** Start **
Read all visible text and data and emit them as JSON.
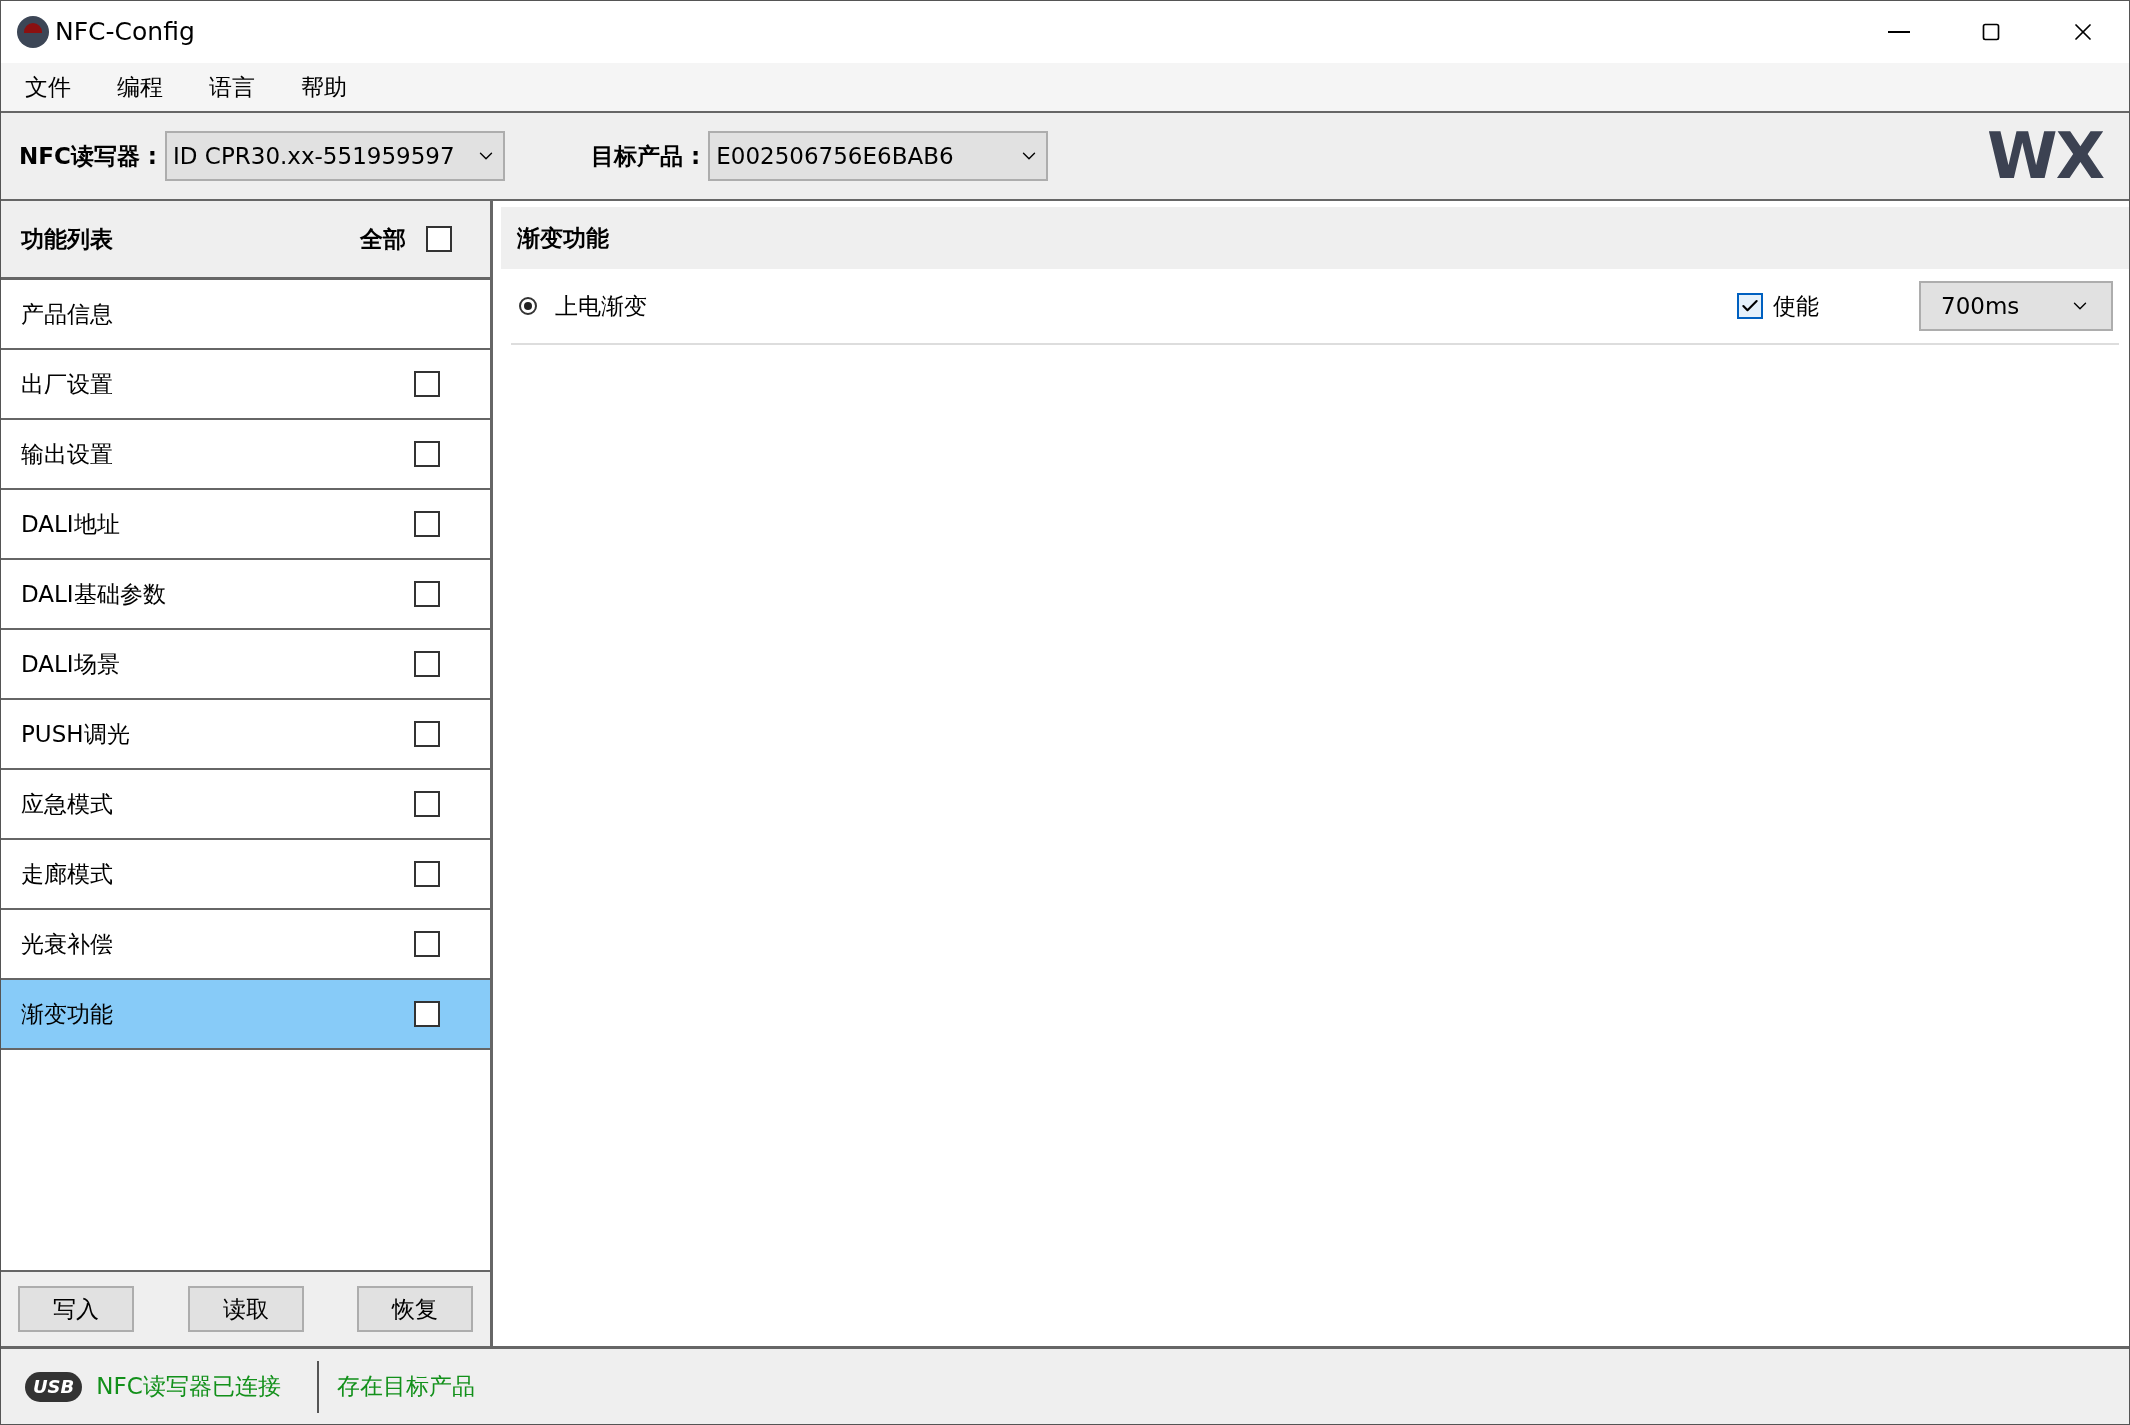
{
  "window": {
    "title": "NFC-Config"
  },
  "menu": [
    "文件",
    "编程",
    "语言",
    "帮助"
  ],
  "toolbar": {
    "reader_label": "NFC读写器 :",
    "reader_value": "ID CPR30.xx-551959597",
    "product_label": "目标产品 :",
    "product_value": "E002506756E6BAB6",
    "logo": "WX"
  },
  "function_list": {
    "title": "功能列表",
    "all_label": "全部",
    "all_checked": false,
    "items": [
      {
        "label": "产品信息",
        "has_checkbox": false,
        "selected": false
      },
      {
        "label": "出厂设置",
        "has_checkbox": true,
        "checked": false,
        "selected": false
      },
      {
        "label": "输出设置",
        "has_checkbox": true,
        "checked": false,
        "selected": false
      },
      {
        "label": "DALI地址",
        "has_checkbox": true,
        "checked": false,
        "selected": false
      },
      {
        "label": "DALI基础参数",
        "has_checkbox": true,
        "checked": false,
        "selected": false
      },
      {
        "label": "DALI场景",
        "has_checkbox": true,
        "checked": false,
        "selected": false
      },
      {
        "label": "PUSH调光",
        "has_checkbox": true,
        "checked": false,
        "selected": false
      },
      {
        "label": "应急模式",
        "has_checkbox": true,
        "checked": false,
        "selected": false
      },
      {
        "label": "走廊模式",
        "has_checkbox": true,
        "checked": false,
        "selected": false
      },
      {
        "label": "光衰补偿",
        "has_checkbox": true,
        "checked": false,
        "selected": false
      },
      {
        "label": "渐变功能",
        "has_checkbox": true,
        "checked": false,
        "selected": true
      }
    ],
    "buttons": [
      "写入",
      "读取",
      "恢复"
    ]
  },
  "panel": {
    "title": "渐变功能",
    "rows": [
      {
        "label": "上电渐变",
        "selected": true,
        "enable_label": "使能",
        "enabled": true,
        "value": "700ms"
      }
    ]
  },
  "status_bar": {
    "usb_badge": "USB",
    "items": [
      "NFC读写器已连接",
      "存在目标产品"
    ]
  }
}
** End **
Repeat the data exactly in full, omitting its pictures.

THE OUTPUT:
Read all visible text and data and emit them as JSON.
{
  "window": {
    "title": "NFC-Config"
  },
  "menu": [
    "文件",
    "编程",
    "语言",
    "帮助"
  ],
  "toolbar": {
    "reader_label": "NFC读写器 :",
    "reader_value": "ID CPR30.xx-551959597",
    "product_label": "目标产品 :",
    "product_value": "E002506756E6BAB6",
    "logo": "WX"
  },
  "function_list": {
    "title": "功能列表",
    "all_label": "全部",
    "all_checked": false,
    "items": [
      {
        "label": "产品信息",
        "has_checkbox": false,
        "selected": false
      },
      {
        "label": "出厂设置",
        "has_checkbox": true,
        "checked": false,
        "selected": false
      },
      {
        "label": "输出设置",
        "has_checkbox": true,
        "checked": false,
        "selected": false
      },
      {
        "label": "DALI地址",
        "has_checkbox": true,
        "checked": false,
        "selected": false
      },
      {
        "label": "DALI基础参数",
        "has_checkbox": true,
        "checked": false,
        "selected": false
      },
      {
        "label": "DALI场景",
        "has_checkbox": true,
        "checked": false,
        "selected": false
      },
      {
        "label": "PUSH调光",
        "has_checkbox": true,
        "checked": false,
        "selected": false
      },
      {
        "label": "应急模式",
        "has_checkbox": true,
        "checked": false,
        "selected": false
      },
      {
        "label": "走廊模式",
        "has_checkbox": true,
        "checked": false,
        "selected": false
      },
      {
        "label": "光衰补偿",
        "has_checkbox": true,
        "checked": false,
        "selected": false
      },
      {
        "label": "渐变功能",
        "has_checkbox": true,
        "checked": false,
        "selected": true
      }
    ],
    "buttons": [
      "写入",
      "读取",
      "恢复"
    ]
  },
  "panel": {
    "title": "渐变功能",
    "rows": [
      {
        "label": "上电渐变",
        "selected": true,
        "enable_label": "使能",
        "enabled": true,
        "value": "700ms"
      }
    ]
  },
  "status_bar": {
    "usb_badge": "USB",
    "items": [
      "NFC读写器已连接",
      "存在目标产品"
    ]
  }
}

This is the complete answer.